*The exercise*:
From the listing below, return each line that includes "title".

*Stored rows*:
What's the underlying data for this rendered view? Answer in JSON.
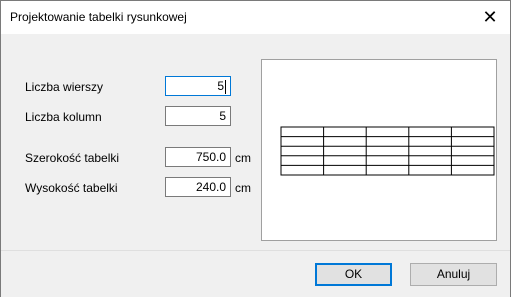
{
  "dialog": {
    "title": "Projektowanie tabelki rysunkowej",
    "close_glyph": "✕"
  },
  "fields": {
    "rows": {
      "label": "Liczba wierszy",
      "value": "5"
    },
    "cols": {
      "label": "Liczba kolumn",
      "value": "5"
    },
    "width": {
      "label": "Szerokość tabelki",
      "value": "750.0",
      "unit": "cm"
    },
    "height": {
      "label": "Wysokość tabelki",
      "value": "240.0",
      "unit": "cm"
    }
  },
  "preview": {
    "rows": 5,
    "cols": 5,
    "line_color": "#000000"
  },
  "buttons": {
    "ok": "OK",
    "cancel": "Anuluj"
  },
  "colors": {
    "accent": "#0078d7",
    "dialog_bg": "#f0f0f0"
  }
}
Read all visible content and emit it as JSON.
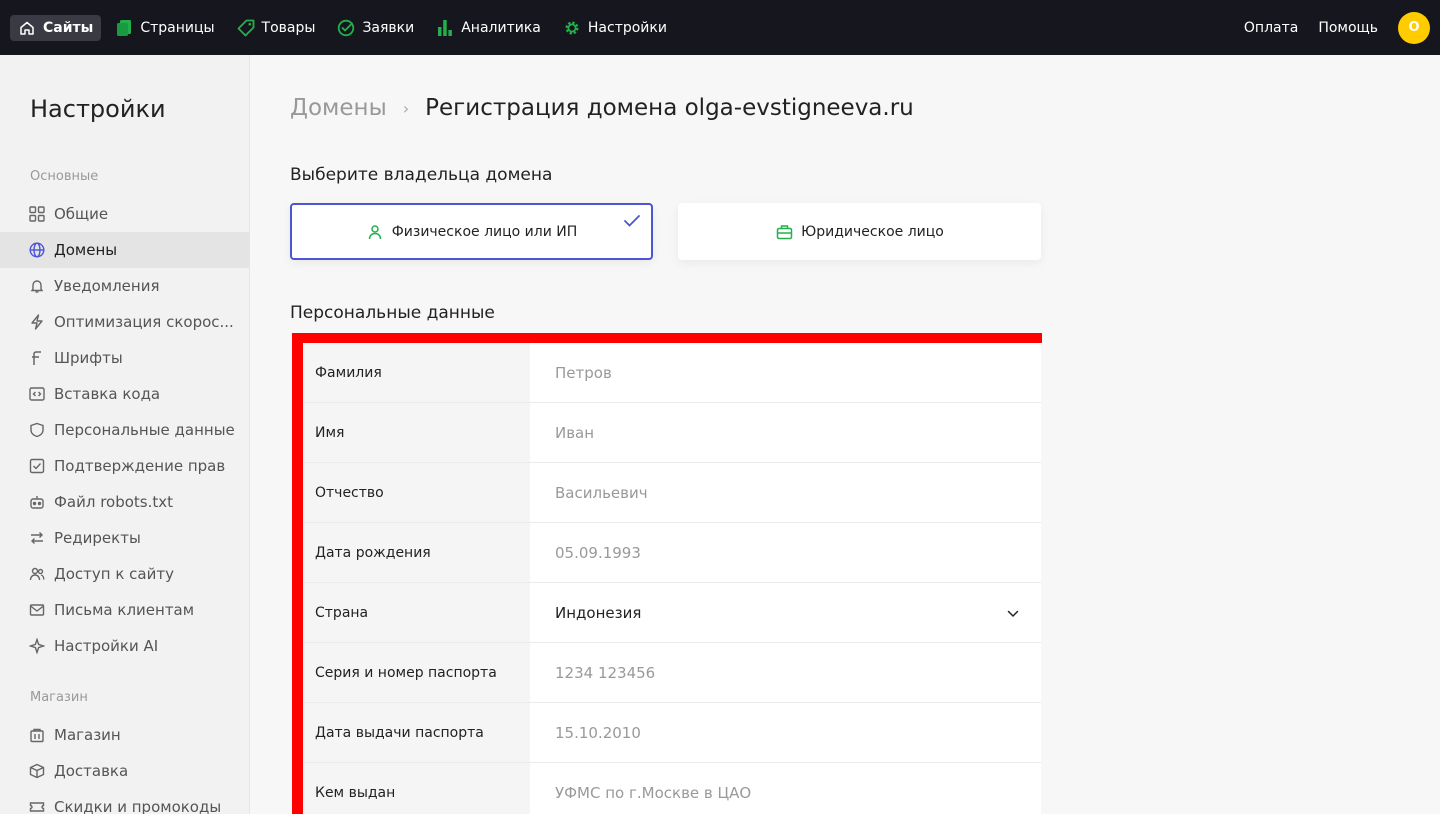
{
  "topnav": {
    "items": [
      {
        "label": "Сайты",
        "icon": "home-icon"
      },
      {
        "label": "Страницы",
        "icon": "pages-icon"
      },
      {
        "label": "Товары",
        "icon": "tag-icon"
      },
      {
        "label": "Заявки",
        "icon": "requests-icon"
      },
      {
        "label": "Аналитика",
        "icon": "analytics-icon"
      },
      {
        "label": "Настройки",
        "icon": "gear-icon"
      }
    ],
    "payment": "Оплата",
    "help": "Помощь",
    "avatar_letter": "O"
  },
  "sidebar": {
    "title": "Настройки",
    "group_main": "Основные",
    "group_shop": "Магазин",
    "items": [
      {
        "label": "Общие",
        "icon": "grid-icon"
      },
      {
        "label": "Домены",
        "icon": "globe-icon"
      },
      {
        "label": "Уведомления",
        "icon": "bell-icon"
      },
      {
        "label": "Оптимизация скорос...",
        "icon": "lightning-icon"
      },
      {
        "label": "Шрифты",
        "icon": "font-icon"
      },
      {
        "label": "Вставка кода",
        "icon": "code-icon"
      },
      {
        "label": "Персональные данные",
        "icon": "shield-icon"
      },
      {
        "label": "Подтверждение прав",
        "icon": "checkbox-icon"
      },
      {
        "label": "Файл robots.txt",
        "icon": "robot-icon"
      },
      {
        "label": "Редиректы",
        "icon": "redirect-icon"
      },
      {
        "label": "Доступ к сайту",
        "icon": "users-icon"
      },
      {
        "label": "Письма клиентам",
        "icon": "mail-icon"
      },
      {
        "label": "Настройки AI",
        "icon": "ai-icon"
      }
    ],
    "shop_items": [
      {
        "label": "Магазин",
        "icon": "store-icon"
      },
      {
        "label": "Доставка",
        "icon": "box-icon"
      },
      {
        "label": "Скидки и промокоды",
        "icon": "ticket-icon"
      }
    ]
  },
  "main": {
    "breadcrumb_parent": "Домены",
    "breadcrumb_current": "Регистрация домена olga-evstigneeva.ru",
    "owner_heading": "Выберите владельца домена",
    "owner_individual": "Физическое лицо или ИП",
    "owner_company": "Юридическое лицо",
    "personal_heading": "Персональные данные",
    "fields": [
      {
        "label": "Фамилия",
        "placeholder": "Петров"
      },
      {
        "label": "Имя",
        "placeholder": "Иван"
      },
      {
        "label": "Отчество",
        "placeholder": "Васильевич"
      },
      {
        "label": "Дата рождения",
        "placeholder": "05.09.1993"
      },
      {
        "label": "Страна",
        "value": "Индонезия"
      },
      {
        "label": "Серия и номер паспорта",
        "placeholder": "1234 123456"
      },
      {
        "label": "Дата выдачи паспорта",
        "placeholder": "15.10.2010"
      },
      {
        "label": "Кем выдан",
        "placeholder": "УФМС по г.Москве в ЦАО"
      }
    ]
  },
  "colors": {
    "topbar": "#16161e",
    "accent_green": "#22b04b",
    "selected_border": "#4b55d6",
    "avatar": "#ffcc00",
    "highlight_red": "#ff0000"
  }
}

...

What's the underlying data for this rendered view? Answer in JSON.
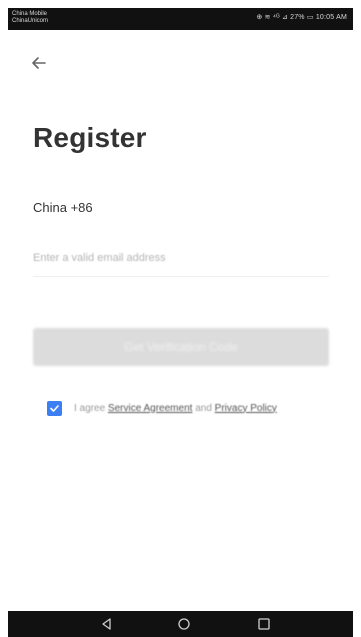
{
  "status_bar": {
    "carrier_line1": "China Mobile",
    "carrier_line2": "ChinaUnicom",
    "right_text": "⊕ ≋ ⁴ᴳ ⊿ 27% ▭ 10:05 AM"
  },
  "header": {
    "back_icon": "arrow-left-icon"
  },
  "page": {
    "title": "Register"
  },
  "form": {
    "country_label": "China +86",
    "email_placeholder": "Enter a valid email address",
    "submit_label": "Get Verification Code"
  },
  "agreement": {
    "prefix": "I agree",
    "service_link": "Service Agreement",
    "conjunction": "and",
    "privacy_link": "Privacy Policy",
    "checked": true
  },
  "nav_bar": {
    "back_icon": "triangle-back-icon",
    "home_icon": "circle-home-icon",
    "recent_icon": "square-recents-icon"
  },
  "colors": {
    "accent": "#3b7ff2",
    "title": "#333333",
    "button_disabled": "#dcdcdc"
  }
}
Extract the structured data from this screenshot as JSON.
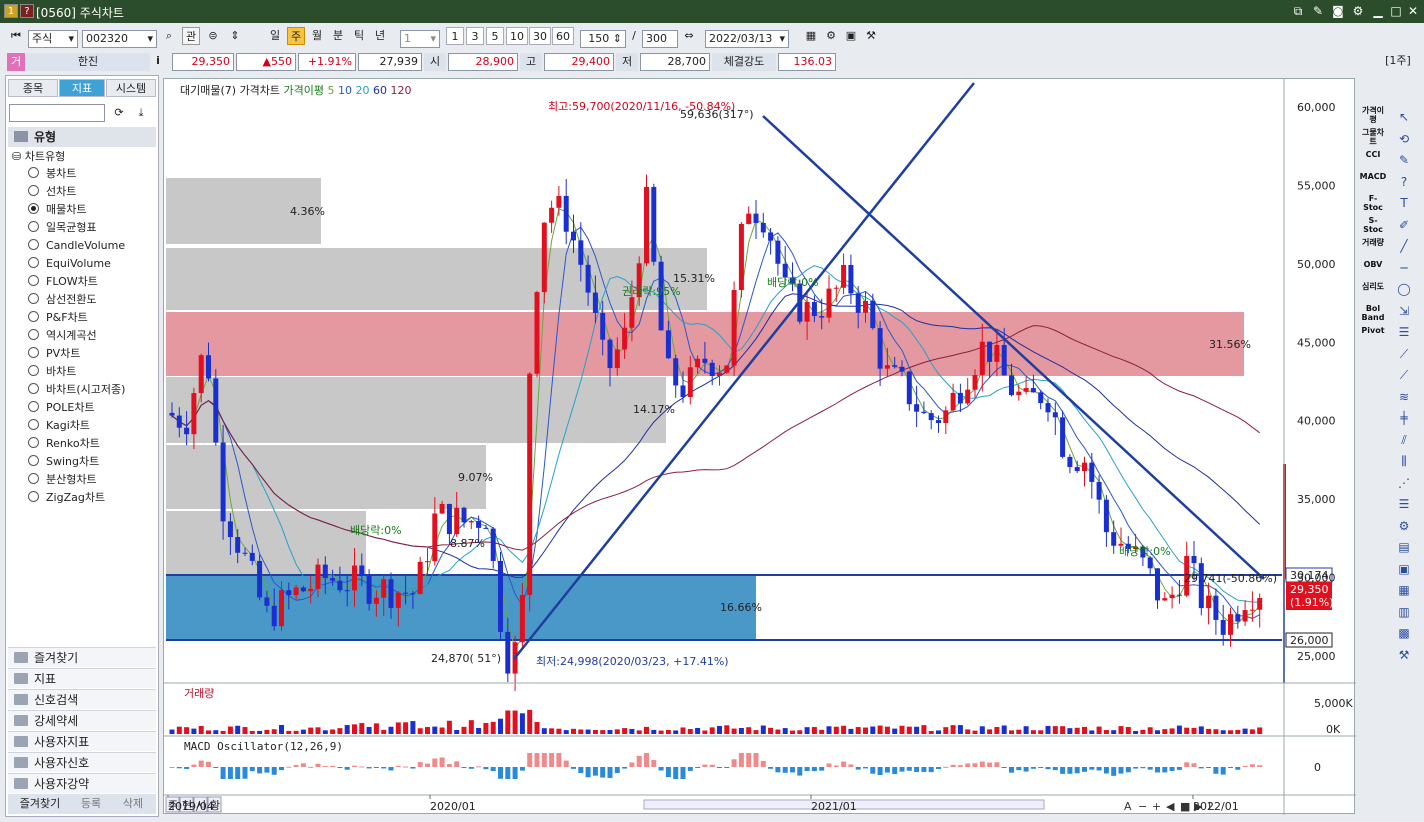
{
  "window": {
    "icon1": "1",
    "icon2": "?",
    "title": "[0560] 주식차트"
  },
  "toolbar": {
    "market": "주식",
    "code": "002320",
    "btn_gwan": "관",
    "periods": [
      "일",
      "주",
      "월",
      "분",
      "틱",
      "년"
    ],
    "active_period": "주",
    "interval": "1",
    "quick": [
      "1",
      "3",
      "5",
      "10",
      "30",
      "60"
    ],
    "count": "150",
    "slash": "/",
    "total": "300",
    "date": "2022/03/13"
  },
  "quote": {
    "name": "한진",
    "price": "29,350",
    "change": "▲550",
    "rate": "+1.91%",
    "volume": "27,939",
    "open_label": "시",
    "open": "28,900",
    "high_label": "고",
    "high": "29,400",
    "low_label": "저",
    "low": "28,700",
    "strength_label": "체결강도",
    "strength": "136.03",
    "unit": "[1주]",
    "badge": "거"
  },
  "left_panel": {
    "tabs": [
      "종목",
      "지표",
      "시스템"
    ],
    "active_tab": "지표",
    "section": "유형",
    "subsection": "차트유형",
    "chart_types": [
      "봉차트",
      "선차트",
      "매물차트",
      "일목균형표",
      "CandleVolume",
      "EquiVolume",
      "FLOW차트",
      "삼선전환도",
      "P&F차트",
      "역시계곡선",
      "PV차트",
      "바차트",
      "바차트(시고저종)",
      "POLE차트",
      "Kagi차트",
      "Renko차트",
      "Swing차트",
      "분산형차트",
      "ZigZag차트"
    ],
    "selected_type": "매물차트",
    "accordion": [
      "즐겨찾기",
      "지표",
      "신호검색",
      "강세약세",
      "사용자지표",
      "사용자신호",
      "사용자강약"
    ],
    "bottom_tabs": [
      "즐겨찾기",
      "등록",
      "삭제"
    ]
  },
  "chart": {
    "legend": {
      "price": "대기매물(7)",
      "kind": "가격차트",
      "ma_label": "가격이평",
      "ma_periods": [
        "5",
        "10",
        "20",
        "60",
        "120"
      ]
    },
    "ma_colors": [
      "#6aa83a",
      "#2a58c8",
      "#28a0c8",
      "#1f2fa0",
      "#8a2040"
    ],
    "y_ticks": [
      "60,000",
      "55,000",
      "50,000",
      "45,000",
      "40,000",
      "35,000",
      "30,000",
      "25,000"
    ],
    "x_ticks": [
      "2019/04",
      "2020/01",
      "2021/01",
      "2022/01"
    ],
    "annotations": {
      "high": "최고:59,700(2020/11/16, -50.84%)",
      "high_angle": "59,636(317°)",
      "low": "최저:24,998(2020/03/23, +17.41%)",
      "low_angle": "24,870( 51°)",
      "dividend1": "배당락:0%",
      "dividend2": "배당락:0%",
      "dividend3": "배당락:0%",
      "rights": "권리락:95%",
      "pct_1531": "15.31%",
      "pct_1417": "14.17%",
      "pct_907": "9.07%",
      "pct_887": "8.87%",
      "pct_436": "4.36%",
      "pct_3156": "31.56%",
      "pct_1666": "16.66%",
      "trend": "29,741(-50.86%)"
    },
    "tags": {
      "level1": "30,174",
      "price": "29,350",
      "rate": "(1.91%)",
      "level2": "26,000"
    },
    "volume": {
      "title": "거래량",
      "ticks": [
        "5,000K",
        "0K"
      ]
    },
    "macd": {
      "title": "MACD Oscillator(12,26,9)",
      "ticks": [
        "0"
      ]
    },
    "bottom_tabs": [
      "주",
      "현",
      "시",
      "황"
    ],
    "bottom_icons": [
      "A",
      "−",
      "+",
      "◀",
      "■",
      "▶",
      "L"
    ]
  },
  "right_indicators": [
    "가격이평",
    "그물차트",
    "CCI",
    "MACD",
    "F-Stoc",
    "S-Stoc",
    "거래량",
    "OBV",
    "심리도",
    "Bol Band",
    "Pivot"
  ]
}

*The result*:
    "title": "Projektowanie tabelki rysunkowej",
    "title": "Настройки",
    "title": "Register"
    "title": "#333333",
    "title": "[0560] 주식차트"
      "title": "거래량",
      "title": "MACD Oscillator(12,26,9)",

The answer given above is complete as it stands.